# Brief
Everything in the listing should be restated word for word.

# Supplied records
───
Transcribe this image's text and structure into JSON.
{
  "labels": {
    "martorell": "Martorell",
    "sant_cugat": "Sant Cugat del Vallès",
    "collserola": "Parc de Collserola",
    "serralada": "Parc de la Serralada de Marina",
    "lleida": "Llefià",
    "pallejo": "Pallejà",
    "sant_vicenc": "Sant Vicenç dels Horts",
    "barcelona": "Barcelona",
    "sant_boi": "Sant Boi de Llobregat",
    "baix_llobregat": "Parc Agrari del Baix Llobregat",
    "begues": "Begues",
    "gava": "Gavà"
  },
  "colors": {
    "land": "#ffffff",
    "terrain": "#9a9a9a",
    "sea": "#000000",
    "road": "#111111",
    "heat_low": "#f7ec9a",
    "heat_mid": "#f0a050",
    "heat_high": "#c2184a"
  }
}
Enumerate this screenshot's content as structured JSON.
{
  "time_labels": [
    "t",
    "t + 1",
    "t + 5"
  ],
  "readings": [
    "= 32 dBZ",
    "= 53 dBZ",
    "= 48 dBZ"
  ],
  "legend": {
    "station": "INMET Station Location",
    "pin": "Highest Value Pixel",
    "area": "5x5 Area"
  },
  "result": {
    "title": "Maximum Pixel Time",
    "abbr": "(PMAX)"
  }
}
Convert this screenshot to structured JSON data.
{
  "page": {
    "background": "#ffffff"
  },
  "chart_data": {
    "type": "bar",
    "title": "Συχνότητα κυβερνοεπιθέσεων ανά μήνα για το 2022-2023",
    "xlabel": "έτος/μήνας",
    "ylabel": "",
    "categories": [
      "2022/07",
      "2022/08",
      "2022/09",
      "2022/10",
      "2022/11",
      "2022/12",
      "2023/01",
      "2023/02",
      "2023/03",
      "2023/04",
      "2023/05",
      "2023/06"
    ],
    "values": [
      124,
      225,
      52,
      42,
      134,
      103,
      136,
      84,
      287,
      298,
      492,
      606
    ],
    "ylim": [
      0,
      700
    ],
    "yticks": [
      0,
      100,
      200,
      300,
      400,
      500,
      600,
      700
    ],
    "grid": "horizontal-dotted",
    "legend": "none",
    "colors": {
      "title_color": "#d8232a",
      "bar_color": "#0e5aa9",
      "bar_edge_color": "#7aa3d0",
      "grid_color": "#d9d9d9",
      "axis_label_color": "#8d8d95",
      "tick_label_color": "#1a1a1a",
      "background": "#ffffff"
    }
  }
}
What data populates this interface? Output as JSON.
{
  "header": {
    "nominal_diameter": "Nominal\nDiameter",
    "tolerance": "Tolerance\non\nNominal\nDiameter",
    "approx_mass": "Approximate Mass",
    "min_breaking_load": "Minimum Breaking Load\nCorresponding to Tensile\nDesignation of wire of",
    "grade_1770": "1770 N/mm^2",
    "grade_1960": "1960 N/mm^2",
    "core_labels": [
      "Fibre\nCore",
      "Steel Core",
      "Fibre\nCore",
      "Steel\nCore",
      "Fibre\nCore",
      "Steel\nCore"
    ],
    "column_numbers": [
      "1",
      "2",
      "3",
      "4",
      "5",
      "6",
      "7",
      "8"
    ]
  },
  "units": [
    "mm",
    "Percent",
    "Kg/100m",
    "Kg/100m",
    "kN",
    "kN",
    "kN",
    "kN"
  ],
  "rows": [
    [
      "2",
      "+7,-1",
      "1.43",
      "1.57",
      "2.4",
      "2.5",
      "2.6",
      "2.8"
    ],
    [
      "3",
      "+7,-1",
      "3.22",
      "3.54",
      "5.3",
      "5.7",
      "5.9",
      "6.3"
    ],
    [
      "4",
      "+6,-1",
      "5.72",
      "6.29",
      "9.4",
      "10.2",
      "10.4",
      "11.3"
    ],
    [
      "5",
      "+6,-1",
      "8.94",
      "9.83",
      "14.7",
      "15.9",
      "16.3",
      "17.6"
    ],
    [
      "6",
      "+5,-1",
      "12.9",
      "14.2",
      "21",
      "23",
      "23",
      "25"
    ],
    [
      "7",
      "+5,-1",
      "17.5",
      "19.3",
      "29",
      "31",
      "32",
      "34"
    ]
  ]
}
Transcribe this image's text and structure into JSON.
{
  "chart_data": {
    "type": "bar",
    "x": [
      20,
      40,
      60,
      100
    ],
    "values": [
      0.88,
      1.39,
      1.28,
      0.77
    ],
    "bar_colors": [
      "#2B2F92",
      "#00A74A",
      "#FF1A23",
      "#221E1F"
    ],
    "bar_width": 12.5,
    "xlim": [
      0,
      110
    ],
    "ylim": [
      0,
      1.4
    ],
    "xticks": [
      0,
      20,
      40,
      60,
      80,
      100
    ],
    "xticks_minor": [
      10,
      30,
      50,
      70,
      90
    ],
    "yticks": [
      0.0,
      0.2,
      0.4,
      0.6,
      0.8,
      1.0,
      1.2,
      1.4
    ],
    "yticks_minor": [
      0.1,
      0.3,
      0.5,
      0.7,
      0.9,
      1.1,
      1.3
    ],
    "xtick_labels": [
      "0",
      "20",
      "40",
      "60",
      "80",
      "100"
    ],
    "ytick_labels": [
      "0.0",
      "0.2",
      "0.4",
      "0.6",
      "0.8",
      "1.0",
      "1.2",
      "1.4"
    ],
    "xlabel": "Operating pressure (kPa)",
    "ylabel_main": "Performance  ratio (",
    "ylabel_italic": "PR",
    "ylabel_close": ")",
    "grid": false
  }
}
───
# Result of this exercise
Transcribe this image's text and structure into JSON.
{
  "labels": {
    "martorell": "Martorell",
    "sant_cugat": "Sant Cugat del Vallès",
    "collserola": "Parc de Collserola",
    "serralada": "Parc de la Serralada de Marina",
    "lleida": "Llefià",
    "pallejo": "Pallejà",
    "sant_vicenc": "Sant Vicenç dels Horts",
    "barcelona": "Barcelona",
    "sant_boi": "Sant Boi de Llobregat",
    "baix_llobregat": "Parc Agrari del Baix Llobregat",
    "begues": "Begues",
    "gava": "Gavà"
  },
  "colors": {
    "land": "#ffffff",
    "terrain": "#9a9a9a",
    "sea": "#000000",
    "road": "#111111",
    "heat_low": "#f7ec9a",
    "heat_mid": "#f0a050",
    "heat_high": "#c2184a"
  }
}
Enumerate this screenshot's content as structured JSON.
{
  "time_labels": [
    "t",
    "t + 1",
    "t + 5"
  ],
  "readings": [
    "= 32 dBZ",
    "= 53 dBZ",
    "= 48 dBZ"
  ],
  "legend": {
    "station": "INMET Station Location",
    "pin": "Highest Value Pixel",
    "area": "5x5 Area"
  },
  "result": {
    "title": "Maximum Pixel Time",
    "abbr": "(PMAX)"
  }
}
Convert this screenshot to structured JSON data.
{
  "page": {
    "background": "#ffffff"
  },
  "chart_data": {
    "type": "bar",
    "title": "Συχνότητα κυβερνοεπιθέσεων ανά μήνα για το 2022-2023",
    "xlabel": "έτος/μήνας",
    "ylabel": "",
    "categories": [
      "2022/07",
      "2022/08",
      "2022/09",
      "2022/10",
      "2022/11",
      "2022/12",
      "2023/01",
      "2023/02",
      "2023/03",
      "2023/04",
      "2023/05",
      "2023/06"
    ],
    "values": [
      124,
      225,
      52,
      42,
      134,
      103,
      136,
      84,
      287,
      298,
      492,
      606
    ],
    "ylim": [
      0,
      700
    ],
    "yticks": [
      0,
      100,
      200,
      300,
      400,
      500,
      600,
      700
    ],
    "grid": "horizontal-dotted",
    "legend": "none",
    "colors": {
      "title_color": "#d8232a",
      "bar_color": "#0e5aa9",
      "bar_edge_color": "#7aa3d0",
      "grid_color": "#d9d9d9",
      "axis_label_color": "#8d8d95",
      "tick_label_color": "#1a1a1a",
      "background": "#ffffff"
    }
  }
}
What data populates this interface? Output as JSON.
{
  "header": {
    "nominal_diameter": "Nominal\nDiameter",
    "tolerance": "Tolerance\non\nNominal\nDiameter",
    "approx_mass": "Approximate Mass",
    "min_breaking_load": "Minimum Breaking Load\nCorresponding to Tensile\nDesignation of wire of",
    "grade_1770": "1770 N/mm^2",
    "grade_1960": "1960 N/mm^2",
    "core_labels": [
      "Fibre\nCore",
      "Steel Core",
      "Fibre\nCore",
      "Steel\nCore",
      "Fibre\nCore",
      "Steel\nCore"
    ],
    "column_numbers": [
      "1",
      "2",
      "3",
      "4",
      "5",
      "6",
      "7",
      "8"
    ]
  },
  "units": [
    "mm",
    "Percent",
    "Kg/100m",
    "Kg/100m",
    "kN",
    "kN",
    "kN",
    "kN"
  ],
  "rows": [
    [
      "2",
      "+7,-1",
      "1.43",
      "1.57",
      "2.4",
      "2.5",
      "2.6",
      "2.8"
    ],
    [
      "3",
      "+7,-1",
      "3.22",
      "3.54",
      "5.3",
      "5.7",
      "5.9",
      "6.3"
    ],
    [
      "4",
      "+6,-1",
      "5.72",
      "6.29",
      "9.4",
      "10.2",
      "10.4",
      "11.3"
    ],
    [
      "5",
      "+6,-1",
      "8.94",
      "9.83",
      "14.7",
      "15.9",
      "16.3",
      "17.6"
    ],
    [
      "6",
      "+5,-1",
      "12.9",
      "14.2",
      "21",
      "23",
      "23",
      "25"
    ],
    [
      "7",
      "+5,-1",
      "17.5",
      "19.3",
      "29",
      "31",
      "32",
      "34"
    ]
  ]
}
Transcribe this image's text and structure into JSON.
{
  "chart_data": {
    "type": "bar",
    "x": [
      20,
      40,
      60,
      100
    ],
    "values": [
      0.88,
      1.39,
      1.28,
      0.77
    ],
    "bar_colors": [
      "#2B2F92",
      "#00A74A",
      "#FF1A23",
      "#221E1F"
    ],
    "bar_width": 12.5,
    "xlim": [
      0,
      110
    ],
    "ylim": [
      0,
      1.4
    ],
    "xticks": [
      0,
      20,
      40,
      60,
      80,
      100
    ],
    "xticks_minor": [
      10,
      30,
      50,
      70,
      90
    ],
    "yticks": [
      0.0,
      0.2,
      0.4,
      0.6,
      0.8,
      1.0,
      1.2,
      1.4
    ],
    "yticks_minor": [
      0.1,
      0.3,
      0.5,
      0.7,
      0.9,
      1.1,
      1.3
    ],
    "xtick_labels": [
      "0",
      "20",
      "40",
      "60",
      "80",
      "100"
    ],
    "ytick_labels": [
      "0.0",
      "0.2",
      "0.4",
      "0.6",
      "0.8",
      "1.0",
      "1.2",
      "1.4"
    ],
    "xlabel": "Operating pressure (kPa)",
    "ylabel_main": "Performance  ratio (",
    "ylabel_italic": "PR",
    "ylabel_close": ")",
    "grid": false
  }
}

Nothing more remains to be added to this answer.